- **What needs to be done**
Write out the records beneath this line exactly as they appear, minus any images.

- **Information supplied**
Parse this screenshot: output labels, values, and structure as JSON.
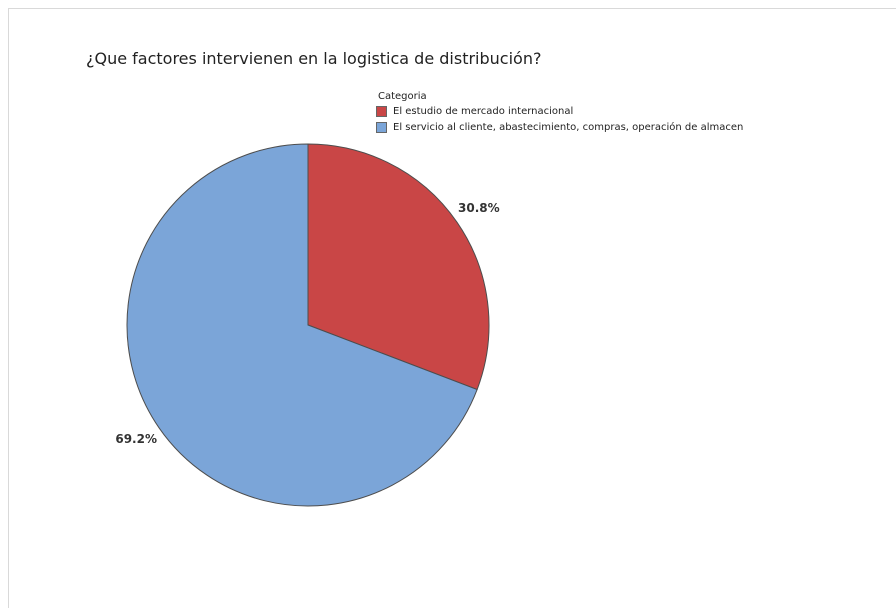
{
  "chart_data": {
    "type": "pie",
    "title": "¿Que factores intervienen en la logistica de distribución?",
    "legend": {
      "title": "Categoria",
      "placement": "top-right"
    },
    "slices": [
      {
        "name": "El estudio de mercado internacional",
        "value": 30.8,
        "label": "30.8%",
        "color": "#c94646"
      },
      {
        "name": "El servicio al cliente, abastecimiento, compras, operación de almacen",
        "value": 69.2,
        "label": "69.2%",
        "color": "#7ba5d8"
      }
    ]
  }
}
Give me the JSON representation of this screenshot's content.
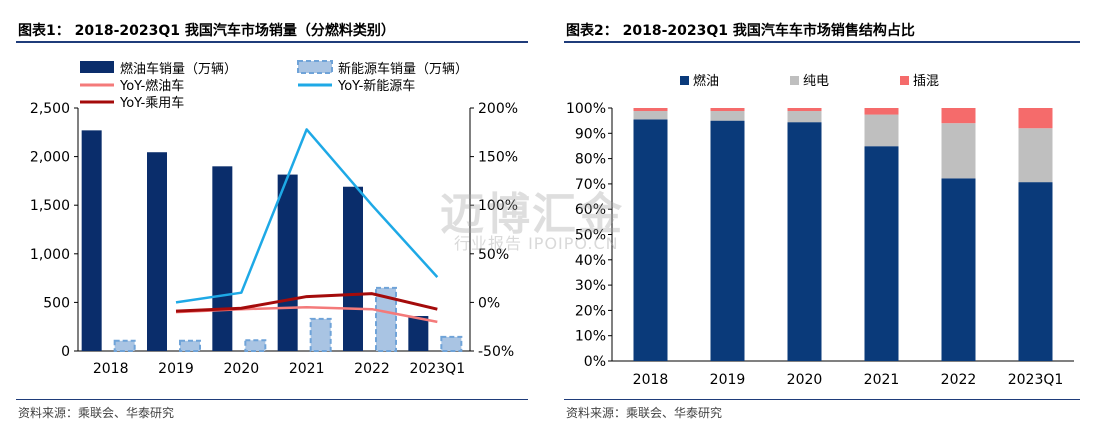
{
  "watermark": {
    "main": "迈博汇金",
    "sub": "行业报告 IPOIPO.CN"
  },
  "charts": [
    {
      "title": "图表1：  2018-2023Q1 我国汽车市场销量（分燃料类别）",
      "source": "资料来源：乘联会、华泰研究",
      "chart_data": {
        "type": "bar",
        "categories": [
          "2018",
          "2019",
          "2020",
          "2021",
          "2022",
          "2023Q1"
        ],
        "ylim": [
          0,
          2500
        ],
        "yticks": [
          "0",
          "500",
          "1,000",
          "1,500",
          "2,000",
          "2,500"
        ],
        "y2lim": [
          -50,
          200
        ],
        "y2ticks": [
          "-50%",
          "0%",
          "50%",
          "100%",
          "150%",
          "200%"
        ],
        "series": [
          {
            "name": "燃油车销量（万辆）",
            "type": "bar",
            "axis": "left",
            "color": "#0a2d6b",
            "values": [
              2270,
              2045,
              1900,
              1815,
              1690,
              360
            ]
          },
          {
            "name": "新能源车销量（万辆）",
            "type": "bar",
            "axis": "left",
            "color": "#a9c4e3",
            "style": "dashed",
            "values": [
              105,
              105,
              110,
              330,
              650,
              145
            ]
          },
          {
            "name": "YoY-燃油车",
            "type": "line",
            "axis": "right",
            "color": "#f47a7a",
            "values": [
              null,
              -10,
              -7,
              -5,
              -7,
              -20
            ]
          },
          {
            "name": "YoY-新能源车",
            "type": "line",
            "axis": "right",
            "color": "#1ea9e6",
            "values": [
              null,
              0,
              10,
              178,
              100,
              26
            ]
          },
          {
            "name": "YoY-乘用车",
            "type": "line",
            "axis": "right",
            "color": "#a40b0b",
            "values": [
              null,
              -9,
              -6,
              6,
              9,
              -7
            ]
          }
        ]
      }
    },
    {
      "title": "图表2：  2018-2023Q1 我国汽车车市场销售结构占比",
      "source": "资料来源：乘联会、华泰研究",
      "chart_data": {
        "type": "bar",
        "stacked": true,
        "categories": [
          "2018",
          "2019",
          "2020",
          "2021",
          "2022",
          "2023Q1"
        ],
        "ylim": [
          0,
          100
        ],
        "yticks": [
          "0%",
          "10%",
          "20%",
          "30%",
          "40%",
          "50%",
          "60%",
          "70%",
          "80%",
          "90%",
          "100%"
        ],
        "series": [
          {
            "name": "燃油",
            "color": "#0a3a7a",
            "values": [
              95.5,
              95,
              94.4,
              84.9,
              72.2,
              70.7
            ]
          },
          {
            "name": "纯电",
            "color": "#bfbfbf",
            "values": [
              3.3,
              3.8,
              4.4,
              12.5,
              21.8,
              21.3
            ]
          },
          {
            "name": "插混",
            "color": "#f56b6b",
            "values": [
              1.2,
              1.2,
              1.2,
              2.6,
              6.0,
              8.0
            ]
          }
        ]
      }
    }
  ]
}
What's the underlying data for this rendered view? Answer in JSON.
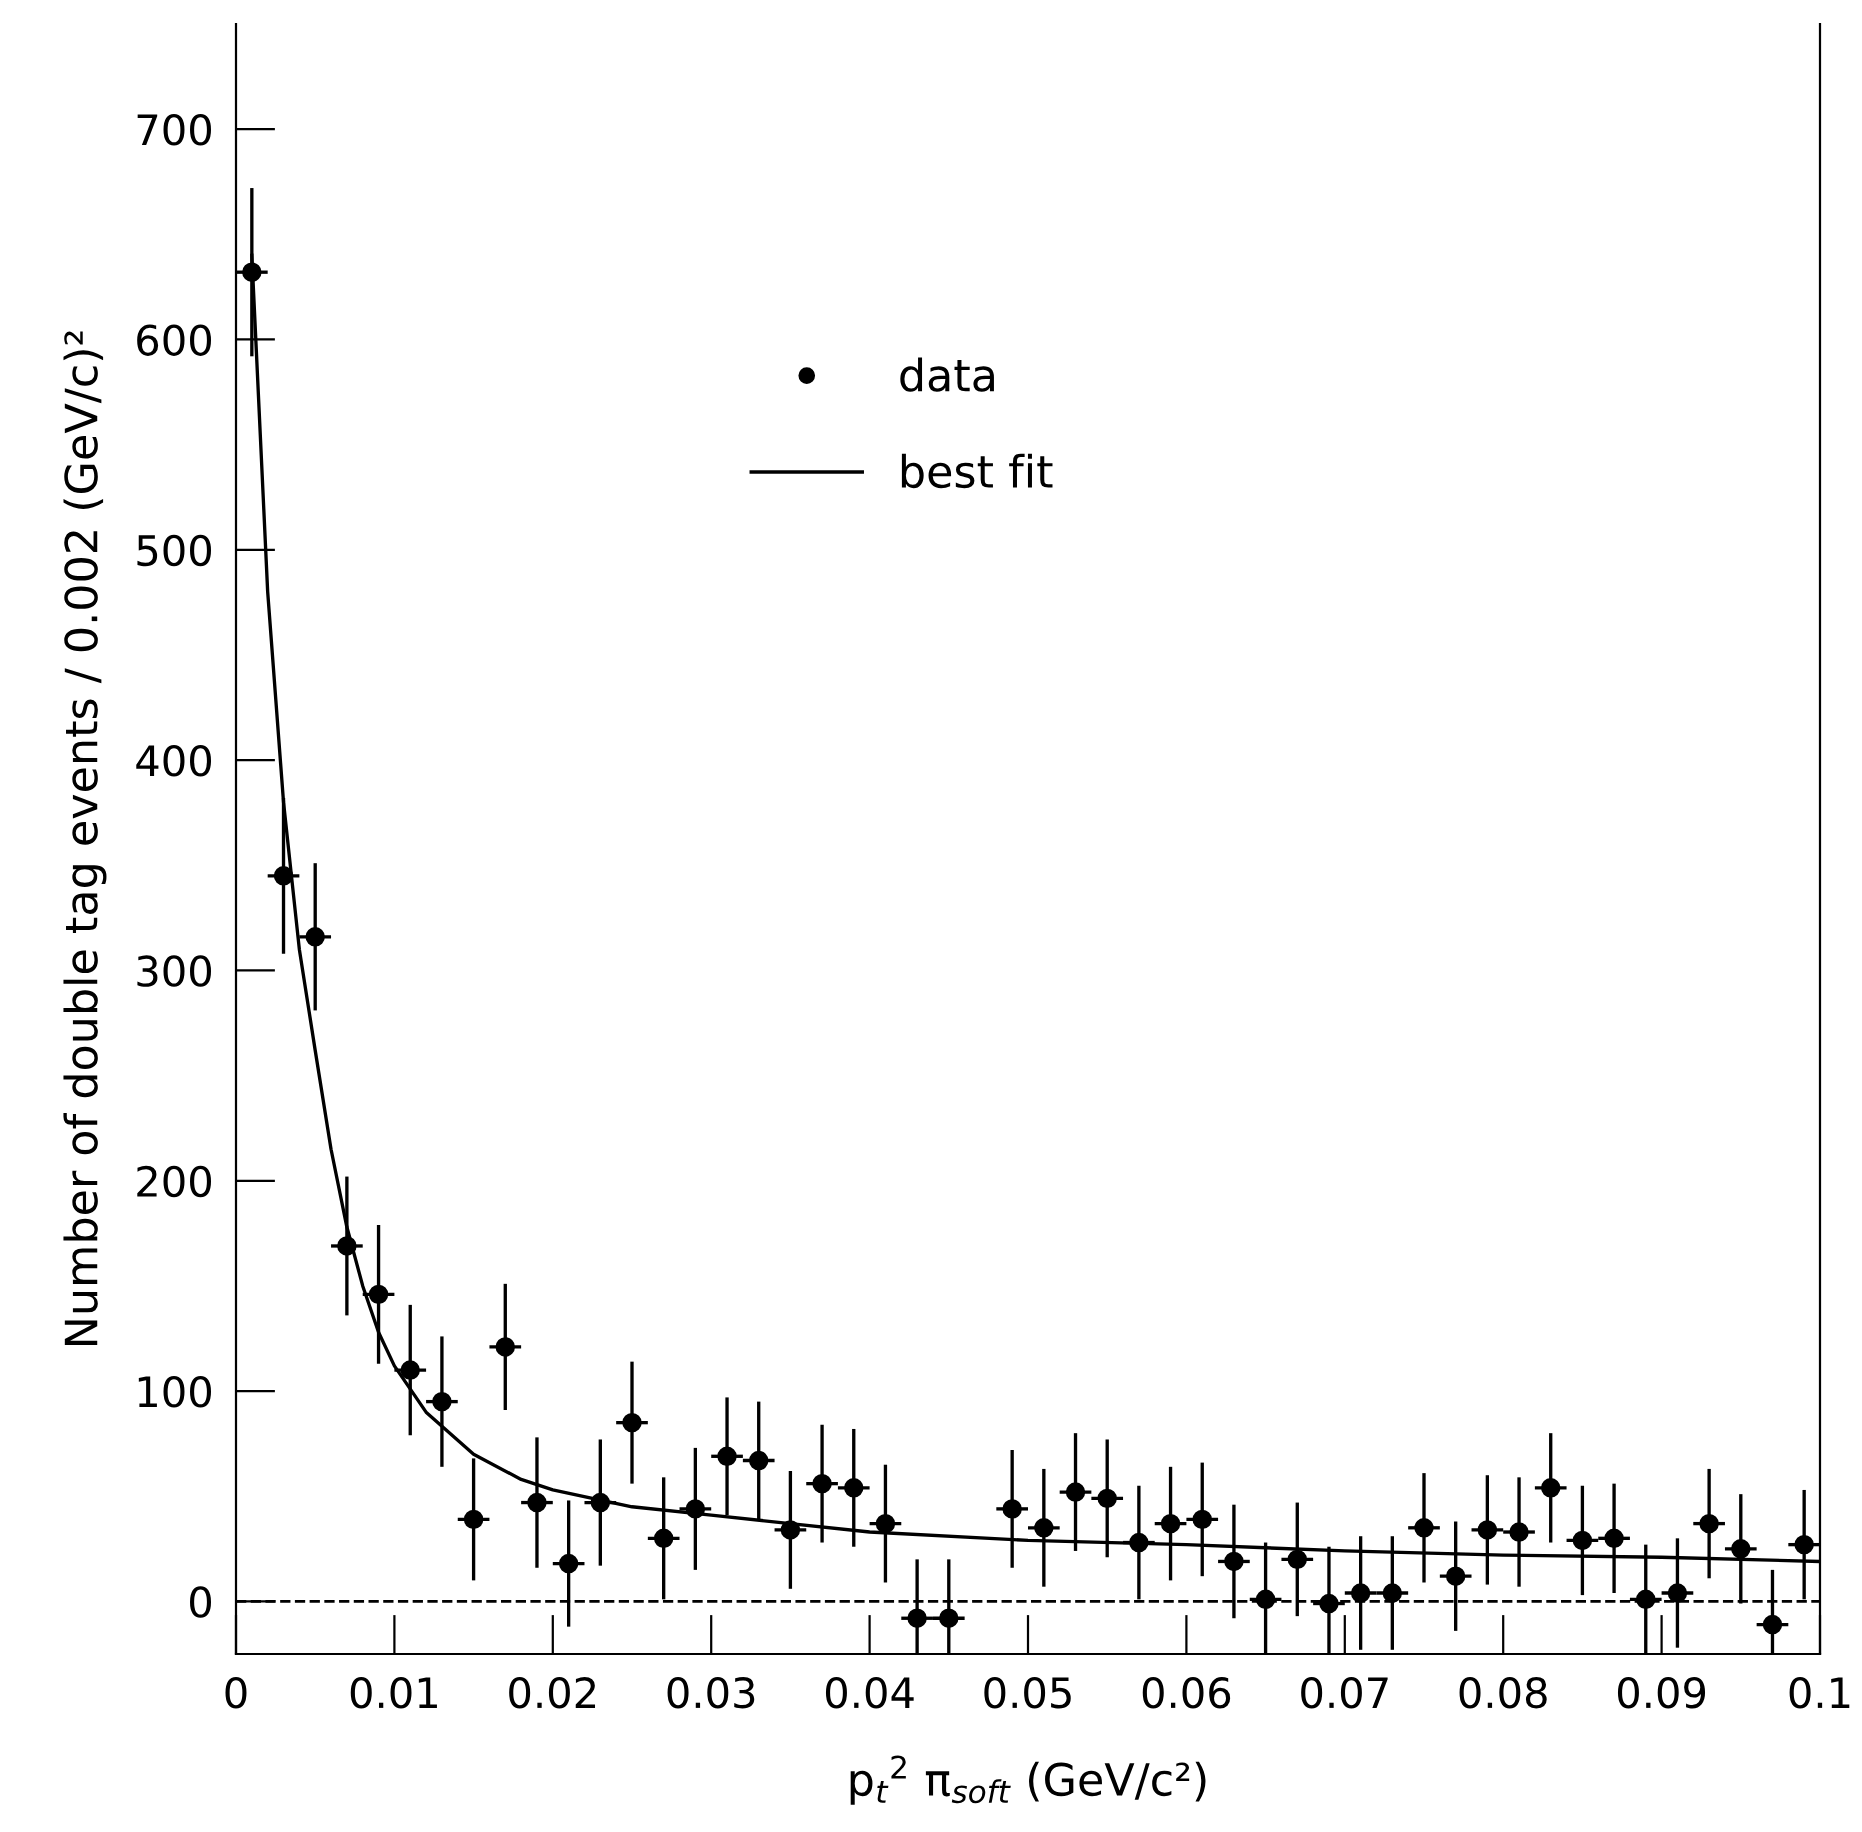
{
  "chart_data": {
    "type": "scatter",
    "xlabel": "p$_{t}$$^{2}$ π$_{soft}$ (GeV/c²)",
    "ylabel": "Number of double tag events / 0.002 (GeV/c)²",
    "xlim": [
      0,
      0.1
    ],
    "ylim": [
      -25,
      750
    ],
    "xticks": [
      {
        "value": 0,
        "label": "0"
      },
      0.01,
      0.02,
      0.03,
      0.04,
      0.05,
      0.06,
      0.07,
      0.08,
      0.09,
      0.1
    ],
    "yticks": [
      0,
      100,
      200,
      300,
      400,
      500,
      600,
      700
    ],
    "grid": false,
    "legend": "top",
    "marker": "circle",
    "ref_lines": [
      {
        "axis": "y",
        "value": 0,
        "color": "#000000",
        "line_style": "dashed"
      }
    ],
    "series": [
      {
        "name": "data",
        "color": "#000000",
        "x": [
          0.001,
          0.003,
          0.005,
          0.007,
          0.009,
          0.011,
          0.013,
          0.015,
          0.017,
          0.019,
          0.021,
          0.023,
          0.025,
          0.027,
          0.029,
          0.031,
          0.033,
          0.035,
          0.037,
          0.039,
          0.041,
          0.043,
          0.045,
          0.047,
          0.049,
          0.051,
          0.053,
          0.055,
          0.057,
          0.059,
          0.061,
          0.063,
          0.065,
          0.067,
          0.069,
          0.071,
          0.073,
          0.075,
          0.077,
          0.079,
          0.081,
          0.083,
          0.085,
          0.087,
          0.089,
          0.091,
          0.093,
          0.095,
          0.097,
          0.099
        ],
        "values": [
          632,
          345,
          316,
          169,
          146,
          110,
          95,
          39,
          121,
          47,
          18,
          47,
          85,
          30,
          44,
          69,
          67,
          34,
          56,
          54,
          37,
          -8,
          -8,
          null,
          44,
          35,
          52,
          49,
          28,
          37,
          39,
          19,
          1,
          20,
          -1,
          4,
          4,
          35,
          12,
          34,
          33,
          54,
          29,
          30,
          1,
          4,
          37,
          25,
          -11,
          27
        ],
        "errors": [
          40,
          37,
          35,
          33,
          33,
          31,
          31,
          29,
          30,
          31,
          30,
          30,
          29,
          29,
          29,
          28,
          28,
          28,
          28,
          28,
          28,
          28,
          28,
          null,
          28,
          28,
          28,
          28,
          27,
          27,
          27,
          27,
          27,
          27,
          27,
          27,
          27,
          26,
          26,
          26,
          26,
          26,
          26,
          26,
          26,
          26,
          26,
          26,
          26,
          26
        ],
        "xerrors": [
          0.001,
          0.001,
          0.001,
          0.001,
          0.001,
          0.001,
          0.001,
          0.001,
          0.001,
          0.001,
          0.001,
          0.001,
          0.001,
          0.001,
          0.001,
          0.001,
          0.001,
          0.001,
          0.001,
          0.001,
          0.001,
          0.001,
          0.001,
          null,
          0.001,
          0.001,
          0.001,
          0.001,
          0.001,
          0.001,
          0.001,
          0.001,
          0.001,
          0.001,
          0.001,
          0.001,
          0.001,
          0.001,
          0.001,
          0.001,
          0.001,
          0.001,
          0.001,
          0.001,
          0.001,
          0.001,
          0.001,
          0.001,
          0.001,
          0.001
        ]
      },
      {
        "name": "best fit",
        "type": "line",
        "color": "#000000",
        "marker": "none",
        "line_style": "solid",
        "x": [
          0.001,
          0.002,
          0.003,
          0.004,
          0.005,
          0.006,
          0.007,
          0.008,
          0.009,
          0.01,
          0.012,
          0.015,
          0.018,
          0.02,
          0.025,
          0.03,
          0.04,
          0.05,
          0.06,
          0.07,
          0.08,
          0.09,
          0.1
        ],
        "values": [
          640,
          480,
          380,
          310,
          262,
          215,
          178,
          150,
          128,
          112,
          90,
          70,
          58,
          53,
          45,
          41,
          33,
          29,
          27,
          24,
          22,
          21,
          19
        ]
      }
    ]
  }
}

- **Answer for this exercise**
Parse this screenshot: output labels, values, and structure as JSON.
{
  "chart_data": {
    "type": "pie",
    "title": "¿Que factores intervienen en la logistica de distribución?",
    "legend": {
      "title": "Categoria",
      "placement": "top-right"
    },
    "slices": [
      {
        "name": "El estudio de mercado internacional",
        "value": 30.8,
        "label": "30.8%",
        "color": "#c94646"
      },
      {
        "name": "El servicio al cliente, abastecimiento, compras, operación de almacen",
        "value": 69.2,
        "label": "69.2%",
        "color": "#7ba5d8"
      }
    ]
  }
}
Give me the JSON representation of this screenshot's content.
{
  "watermark": {
    "main": "迈博汇金",
    "sub": "行业报告 IPOIPO.CN"
  },
  "charts": [
    {
      "title": "图表1：  2018-2023Q1 我国汽车市场销量（分燃料类别）",
      "source": "资料来源：乘联会、华泰研究",
      "chart_data": {
        "type": "bar",
        "categories": [
          "2018",
          "2019",
          "2020",
          "2021",
          "2022",
          "2023Q1"
        ],
        "ylim": [
          0,
          2500
        ],
        "yticks": [
          "0",
          "500",
          "1,000",
          "1,500",
          "2,000",
          "2,500"
        ],
        "y2lim": [
          -50,
          200
        ],
        "y2ticks": [
          "-50%",
          "0%",
          "50%",
          "100%",
          "150%",
          "200%"
        ],
        "series": [
          {
            "name": "燃油车销量（万辆）",
            "type": "bar",
            "axis": "left",
            "color": "#0a2d6b",
            "values": [
              2270,
              2045,
              1900,
              1815,
              1690,
              360
            ]
          },
          {
            "name": "新能源车销量（万辆）",
            "type": "bar",
            "axis": "left",
            "color": "#a9c4e3",
            "style": "dashed",
            "values": [
              105,
              105,
              110,
              330,
              650,
              145
            ]
          },
          {
            "name": "YoY-燃油车",
            "type": "line",
            "axis": "right",
            "color": "#f47a7a",
            "values": [
              null,
              -10,
              -7,
              -5,
              -7,
              -20
            ]
          },
          {
            "name": "YoY-新能源车",
            "type": "line",
            "axis": "right",
            "color": "#1ea9e6",
            "values": [
              null,
              0,
              10,
              178,
              100,
              26
            ]
          },
          {
            "name": "YoY-乘用车",
            "type": "line",
            "axis": "right",
            "color": "#a40b0b",
            "values": [
              null,
              -9,
              -6,
              6,
              9,
              -7
            ]
          }
        ]
      }
    },
    {
      "title": "图表2：  2018-2023Q1 我国汽车车市场销售结构占比",
      "source": "资料来源：乘联会、华泰研究",
      "chart_data": {
        "type": "bar",
        "stacked": true,
        "categories": [
          "2018",
          "2019",
          "2020",
          "2021",
          "2022",
          "2023Q1"
        ],
        "ylim": [
          0,
          100
        ],
        "yticks": [
          "0%",
          "10%",
          "20%",
          "30%",
          "40%",
          "50%",
          "60%",
          "70%",
          "80%",
          "90%",
          "100%"
        ],
        "series": [
          {
            "name": "燃油",
            "color": "#0a3a7a",
            "values": [
              95.5,
              95,
              94.4,
              84.9,
              72.2,
              70.7
            ]
          },
          {
            "name": "纯电",
            "color": "#bfbfbf",
            "values": [
              3.3,
              3.8,
              4.4,
              12.5,
              21.8,
              21.3
            ]
          },
          {
            "name": "插混",
            "color": "#f56b6b",
            "values": [
              1.2,
              1.2,
              1.2,
              2.6,
              6.0,
              8.0
            ]
          }
        ]
      }
    }
  ]
}
What's the underlying data for this rendered view? Answer in JSON.
{
  "chart_data": {
    "type": "scatter",
    "xlabel": "p$_{t}$$^{2}$ π$_{soft}$ (GeV/c²)",
    "ylabel": "Number of double tag events / 0.002 (GeV/c)²",
    "xlim": [
      0,
      0.1
    ],
    "ylim": [
      -25,
      750
    ],
    "xticks": [
      {
        "value": 0,
        "label": "0"
      },
      0.01,
      0.02,
      0.03,
      0.04,
      0.05,
      0.06,
      0.07,
      0.08,
      0.09,
      0.1
    ],
    "yticks": [
      0,
      100,
      200,
      300,
      400,
      500,
      600,
      700
    ],
    "grid": false,
    "legend": "top",
    "marker": "circle",
    "ref_lines": [
      {
        "axis": "y",
        "value": 0,
        "color": "#000000",
        "line_style": "dashed"
      }
    ],
    "series": [
      {
        "name": "data",
        "color": "#000000",
        "x": [
          0.001,
          0.003,
          0.005,
          0.007,
          0.009,
          0.011,
          0.013,
          0.015,
          0.017,
          0.019,
          0.021,
          0.023,
          0.025,
          0.027,
          0.029,
          0.031,
          0.033,
          0.035,
          0.037,
          0.039,
          0.041,
          0.043,
          0.045,
          0.047,
          0.049,
          0.051,
          0.053,
          0.055,
          0.057,
          0.059,
          0.061,
          0.063,
          0.065,
          0.067,
          0.069,
          0.071,
          0.073,
          0.075,
          0.077,
          0.079,
          0.081,
          0.083,
          0.085,
          0.087,
          0.089,
          0.091,
          0.093,
          0.095,
          0.097,
          0.099
        ],
        "values": [
          632,
          345,
          316,
          169,
          146,
          110,
          95,
          39,
          121,
          47,
          18,
          47,
          85,
          30,
          44,
          69,
          67,
          34,
          56,
          54,
          37,
          -8,
          -8,
          null,
          44,
          35,
          52,
          49,
          28,
          37,
          39,
          19,
          1,
          20,
          -1,
          4,
          4,
          35,
          12,
          34,
          33,
          54,
          29,
          30,
          1,
          4,
          37,
          25,
          -11,
          27
        ],
        "errors": [
          40,
          37,
          35,
          33,
          33,
          31,
          31,
          29,
          30,
          31,
          30,
          30,
          29,
          29,
          29,
          28,
          28,
          28,
          28,
          28,
          28,
          28,
          28,
          null,
          28,
          28,
          28,
          28,
          27,
          27,
          27,
          27,
          27,
          27,
          27,
          27,
          27,
          26,
          26,
          26,
          26,
          26,
          26,
          26,
          26,
          26,
          26,
          26,
          26,
          26
        ],
        "xerrors": [
          0.001,
          0.001,
          0.001,
          0.001,
          0.001,
          0.001,
          0.001,
          0.001,
          0.001,
          0.001,
          0.001,
          0.001,
          0.001,
          0.001,
          0.001,
          0.001,
          0.001,
          0.001,
          0.001,
          0.001,
          0.001,
          0.001,
          0.001,
          null,
          0.001,
          0.001,
          0.001,
          0.001,
          0.001,
          0.001,
          0.001,
          0.001,
          0.001,
          0.001,
          0.001,
          0.001,
          0.001,
          0.001,
          0.001,
          0.001,
          0.001,
          0.001,
          0.001,
          0.001,
          0.001,
          0.001,
          0.001,
          0.001,
          0.001,
          0.001
        ]
      },
      {
        "name": "best fit",
        "type": "line",
        "color": "#000000",
        "marker": "none",
        "line_style": "solid",
        "x": [
          0.001,
          0.002,
          0.003,
          0.004,
          0.005,
          0.006,
          0.007,
          0.008,
          0.009,
          0.01,
          0.012,
          0.015,
          0.018,
          0.02,
          0.025,
          0.03,
          0.04,
          0.05,
          0.06,
          0.07,
          0.08,
          0.09,
          0.1
        ],
        "values": [
          640,
          480,
          380,
          310,
          262,
          215,
          178,
          150,
          128,
          112,
          90,
          70,
          58,
          53,
          45,
          41,
          33,
          29,
          27,
          24,
          22,
          21,
          19
        ]
      }
    ]
  }
}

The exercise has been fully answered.